→ **Task instructions**: Images appear in the records below; leave them out and repeat everything else exactly.
########
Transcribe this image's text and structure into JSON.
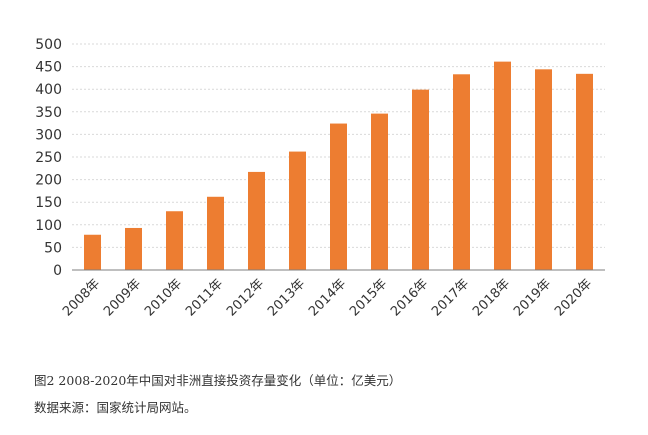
{
  "chart_data": {
    "type": "bar",
    "categories": [
      "2008年",
      "2009年",
      "2010年",
      "2011年",
      "2012年",
      "2013年",
      "2014年",
      "2015年",
      "2016年",
      "2017年",
      "2018年",
      "2019年",
      "2020年"
    ],
    "values": [
      78,
      93,
      130,
      162,
      217,
      262,
      324,
      346,
      399,
      433,
      461,
      444,
      434
    ],
    "ylim": [
      0,
      500
    ],
    "yticks": [
      0,
      50,
      100,
      150,
      200,
      250,
      300,
      350,
      400,
      450,
      500
    ],
    "grid": true,
    "bar_color": "#ED7D31",
    "grid_color": "#D9D9D9",
    "axis_color": "#7F7F7F"
  },
  "caption": {
    "title": "图2 2008-2020年中国对非洲直接投资存量变化（单位：亿美元）",
    "source": "数据来源：国家统计局网站。"
  }
}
########
→ **Exercise response**:
Transcribe this image's text and structure into JSON.
{
  "chart_data": {
    "type": "bar",
    "categories": [
      "2008年",
      "2009年",
      "2010年",
      "2011年",
      "2012年",
      "2013年",
      "2014年",
      "2015年",
      "2016年",
      "2017年",
      "2018年",
      "2019年",
      "2020年"
    ],
    "values": [
      78,
      93,
      130,
      162,
      217,
      262,
      324,
      346,
      399,
      433,
      461,
      444,
      434
    ],
    "ylim": [
      0,
      500
    ],
    "yticks": [
      0,
      50,
      100,
      150,
      200,
      250,
      300,
      350,
      400,
      450,
      500
    ],
    "grid": true,
    "bar_color": "#ED7D31",
    "grid_color": "#D9D9D9",
    "axis_color": "#7F7F7F"
  },
  "caption": {
    "title": "图2 2008-2020年中国对非洲直接投资存量变化（单位：亿美元）",
    "source": "数据来源：国家统计局网站。"
  }
}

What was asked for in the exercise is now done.